Extracted records:
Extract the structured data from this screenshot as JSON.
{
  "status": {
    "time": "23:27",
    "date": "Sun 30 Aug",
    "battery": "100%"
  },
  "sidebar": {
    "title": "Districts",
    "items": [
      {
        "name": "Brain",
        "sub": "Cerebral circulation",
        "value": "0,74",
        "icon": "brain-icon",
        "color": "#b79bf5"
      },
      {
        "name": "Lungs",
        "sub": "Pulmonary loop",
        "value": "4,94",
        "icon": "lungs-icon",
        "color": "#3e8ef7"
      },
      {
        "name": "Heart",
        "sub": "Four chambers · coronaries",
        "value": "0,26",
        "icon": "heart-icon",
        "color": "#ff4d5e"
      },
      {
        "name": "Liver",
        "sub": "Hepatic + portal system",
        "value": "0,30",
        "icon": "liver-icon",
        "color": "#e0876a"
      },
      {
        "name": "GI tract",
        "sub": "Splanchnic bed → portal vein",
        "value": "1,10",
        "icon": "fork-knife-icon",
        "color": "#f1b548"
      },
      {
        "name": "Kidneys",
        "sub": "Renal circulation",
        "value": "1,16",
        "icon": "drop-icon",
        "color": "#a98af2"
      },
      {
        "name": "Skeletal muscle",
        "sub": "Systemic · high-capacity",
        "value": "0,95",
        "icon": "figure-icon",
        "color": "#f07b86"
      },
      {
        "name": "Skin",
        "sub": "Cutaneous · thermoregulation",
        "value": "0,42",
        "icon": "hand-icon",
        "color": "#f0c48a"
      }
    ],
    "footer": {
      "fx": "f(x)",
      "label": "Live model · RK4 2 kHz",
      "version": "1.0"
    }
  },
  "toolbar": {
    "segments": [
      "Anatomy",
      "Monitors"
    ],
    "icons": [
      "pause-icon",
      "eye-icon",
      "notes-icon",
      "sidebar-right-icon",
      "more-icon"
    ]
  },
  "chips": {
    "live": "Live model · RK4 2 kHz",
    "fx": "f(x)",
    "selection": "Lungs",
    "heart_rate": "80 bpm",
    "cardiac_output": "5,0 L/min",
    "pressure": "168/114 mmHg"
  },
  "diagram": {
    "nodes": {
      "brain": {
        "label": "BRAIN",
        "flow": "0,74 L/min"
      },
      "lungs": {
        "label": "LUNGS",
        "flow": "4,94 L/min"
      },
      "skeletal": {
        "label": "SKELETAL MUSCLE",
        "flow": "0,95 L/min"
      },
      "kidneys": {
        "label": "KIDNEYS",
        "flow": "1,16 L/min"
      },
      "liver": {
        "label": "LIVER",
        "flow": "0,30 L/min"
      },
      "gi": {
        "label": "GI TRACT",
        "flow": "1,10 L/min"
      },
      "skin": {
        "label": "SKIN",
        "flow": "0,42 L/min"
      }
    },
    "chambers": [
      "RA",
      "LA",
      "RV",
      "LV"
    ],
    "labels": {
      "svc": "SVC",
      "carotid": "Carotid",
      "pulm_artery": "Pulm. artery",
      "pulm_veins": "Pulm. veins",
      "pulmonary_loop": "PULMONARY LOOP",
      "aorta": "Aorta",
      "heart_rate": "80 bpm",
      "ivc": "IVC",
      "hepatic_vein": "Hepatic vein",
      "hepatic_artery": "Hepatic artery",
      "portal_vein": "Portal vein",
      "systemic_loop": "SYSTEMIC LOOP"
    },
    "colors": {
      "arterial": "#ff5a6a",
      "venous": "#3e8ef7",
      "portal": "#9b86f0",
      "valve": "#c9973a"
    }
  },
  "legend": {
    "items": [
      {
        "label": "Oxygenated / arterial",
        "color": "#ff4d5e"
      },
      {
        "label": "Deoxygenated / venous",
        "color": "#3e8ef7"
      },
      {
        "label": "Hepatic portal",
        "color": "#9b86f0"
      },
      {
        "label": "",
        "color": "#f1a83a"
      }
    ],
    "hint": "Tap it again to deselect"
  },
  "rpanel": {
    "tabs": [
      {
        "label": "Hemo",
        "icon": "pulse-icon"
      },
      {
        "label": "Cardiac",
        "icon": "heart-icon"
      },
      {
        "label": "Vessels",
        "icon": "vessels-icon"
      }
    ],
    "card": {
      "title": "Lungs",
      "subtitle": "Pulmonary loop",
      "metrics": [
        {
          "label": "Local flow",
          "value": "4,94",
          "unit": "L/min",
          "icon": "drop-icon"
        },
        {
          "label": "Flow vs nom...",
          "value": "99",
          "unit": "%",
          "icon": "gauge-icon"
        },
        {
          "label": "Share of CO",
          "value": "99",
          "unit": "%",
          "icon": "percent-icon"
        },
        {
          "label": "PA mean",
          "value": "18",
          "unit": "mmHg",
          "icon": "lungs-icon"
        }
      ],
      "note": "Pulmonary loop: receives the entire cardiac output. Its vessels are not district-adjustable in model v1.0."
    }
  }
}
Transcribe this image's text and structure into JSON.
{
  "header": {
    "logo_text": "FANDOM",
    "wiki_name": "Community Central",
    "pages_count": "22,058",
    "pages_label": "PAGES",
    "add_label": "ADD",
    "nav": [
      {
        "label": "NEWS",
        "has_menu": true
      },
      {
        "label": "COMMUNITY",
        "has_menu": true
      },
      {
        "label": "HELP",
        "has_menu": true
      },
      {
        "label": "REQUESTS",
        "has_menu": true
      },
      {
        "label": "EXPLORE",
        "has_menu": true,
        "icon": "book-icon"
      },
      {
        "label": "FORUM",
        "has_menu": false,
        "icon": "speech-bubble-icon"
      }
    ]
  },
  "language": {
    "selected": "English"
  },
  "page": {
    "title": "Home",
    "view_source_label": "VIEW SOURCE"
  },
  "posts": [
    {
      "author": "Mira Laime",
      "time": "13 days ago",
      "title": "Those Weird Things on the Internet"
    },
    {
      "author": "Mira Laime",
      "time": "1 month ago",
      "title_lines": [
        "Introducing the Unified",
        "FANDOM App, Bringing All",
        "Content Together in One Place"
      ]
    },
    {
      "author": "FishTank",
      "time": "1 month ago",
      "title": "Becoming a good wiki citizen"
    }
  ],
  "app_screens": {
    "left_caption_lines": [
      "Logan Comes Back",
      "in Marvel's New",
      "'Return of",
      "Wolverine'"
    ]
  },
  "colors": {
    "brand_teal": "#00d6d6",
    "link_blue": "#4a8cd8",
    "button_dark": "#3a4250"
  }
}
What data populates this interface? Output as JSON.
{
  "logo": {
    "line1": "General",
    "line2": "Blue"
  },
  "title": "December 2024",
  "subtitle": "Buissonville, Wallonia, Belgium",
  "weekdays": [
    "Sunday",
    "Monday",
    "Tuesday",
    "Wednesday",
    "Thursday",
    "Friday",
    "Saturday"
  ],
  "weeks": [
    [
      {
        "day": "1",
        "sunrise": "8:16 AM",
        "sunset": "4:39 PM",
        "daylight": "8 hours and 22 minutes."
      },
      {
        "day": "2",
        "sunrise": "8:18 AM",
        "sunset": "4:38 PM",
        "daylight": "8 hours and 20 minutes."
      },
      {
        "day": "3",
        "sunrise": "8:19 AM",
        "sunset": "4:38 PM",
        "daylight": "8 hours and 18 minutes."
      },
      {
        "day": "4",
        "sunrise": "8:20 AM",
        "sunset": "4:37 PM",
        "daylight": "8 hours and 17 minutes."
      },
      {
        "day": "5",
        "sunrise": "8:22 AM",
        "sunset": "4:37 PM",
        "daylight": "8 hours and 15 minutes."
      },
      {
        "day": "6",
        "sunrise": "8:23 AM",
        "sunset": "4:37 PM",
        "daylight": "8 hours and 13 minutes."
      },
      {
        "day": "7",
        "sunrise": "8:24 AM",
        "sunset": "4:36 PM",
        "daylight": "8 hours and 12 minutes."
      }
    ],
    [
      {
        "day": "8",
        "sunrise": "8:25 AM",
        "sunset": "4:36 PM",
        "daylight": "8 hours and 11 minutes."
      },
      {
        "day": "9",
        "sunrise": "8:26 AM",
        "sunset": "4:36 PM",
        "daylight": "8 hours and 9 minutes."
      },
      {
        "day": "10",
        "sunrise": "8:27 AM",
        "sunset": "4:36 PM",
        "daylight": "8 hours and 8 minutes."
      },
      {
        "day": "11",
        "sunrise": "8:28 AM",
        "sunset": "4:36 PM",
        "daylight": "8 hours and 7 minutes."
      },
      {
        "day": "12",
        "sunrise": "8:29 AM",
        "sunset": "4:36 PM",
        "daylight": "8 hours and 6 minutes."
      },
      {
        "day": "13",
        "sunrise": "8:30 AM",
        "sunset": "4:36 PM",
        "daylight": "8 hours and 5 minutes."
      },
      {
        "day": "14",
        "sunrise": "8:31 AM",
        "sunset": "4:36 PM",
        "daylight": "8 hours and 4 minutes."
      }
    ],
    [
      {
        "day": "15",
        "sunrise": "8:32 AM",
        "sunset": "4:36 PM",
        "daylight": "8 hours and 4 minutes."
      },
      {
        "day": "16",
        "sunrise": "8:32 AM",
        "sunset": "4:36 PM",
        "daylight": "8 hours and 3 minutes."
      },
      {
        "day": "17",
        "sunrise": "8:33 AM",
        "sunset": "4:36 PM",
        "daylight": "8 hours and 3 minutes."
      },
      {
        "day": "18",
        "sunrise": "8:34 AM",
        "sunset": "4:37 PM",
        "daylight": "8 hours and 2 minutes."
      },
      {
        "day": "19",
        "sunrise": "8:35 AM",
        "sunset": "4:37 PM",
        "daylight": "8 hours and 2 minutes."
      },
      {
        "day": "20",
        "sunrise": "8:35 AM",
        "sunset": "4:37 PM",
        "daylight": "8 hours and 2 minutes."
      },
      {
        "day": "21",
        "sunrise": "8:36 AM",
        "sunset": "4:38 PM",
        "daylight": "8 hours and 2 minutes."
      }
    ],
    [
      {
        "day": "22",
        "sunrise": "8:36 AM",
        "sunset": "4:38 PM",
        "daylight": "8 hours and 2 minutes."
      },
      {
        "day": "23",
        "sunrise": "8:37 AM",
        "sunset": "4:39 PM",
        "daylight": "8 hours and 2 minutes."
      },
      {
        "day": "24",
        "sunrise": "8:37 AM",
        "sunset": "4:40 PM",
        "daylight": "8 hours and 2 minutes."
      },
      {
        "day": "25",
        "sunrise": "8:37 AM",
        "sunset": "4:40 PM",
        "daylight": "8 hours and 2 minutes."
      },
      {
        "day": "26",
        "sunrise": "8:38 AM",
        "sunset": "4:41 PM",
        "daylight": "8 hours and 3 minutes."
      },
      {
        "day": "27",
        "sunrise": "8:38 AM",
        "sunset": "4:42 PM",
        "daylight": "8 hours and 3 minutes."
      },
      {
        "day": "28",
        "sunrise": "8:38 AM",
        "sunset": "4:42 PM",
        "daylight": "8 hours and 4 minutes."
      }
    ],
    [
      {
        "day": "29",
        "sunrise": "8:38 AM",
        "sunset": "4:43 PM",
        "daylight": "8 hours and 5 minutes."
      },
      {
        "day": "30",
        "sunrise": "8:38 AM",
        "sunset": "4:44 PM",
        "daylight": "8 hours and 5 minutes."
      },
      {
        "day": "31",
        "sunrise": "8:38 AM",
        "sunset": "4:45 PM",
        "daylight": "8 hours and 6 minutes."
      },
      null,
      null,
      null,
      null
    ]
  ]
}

# [EXERCISE BRIEF]
How many lines of the data contain the word "model"? Answer with the number alone.

# [RESULT OF THIS EXERCISE]
3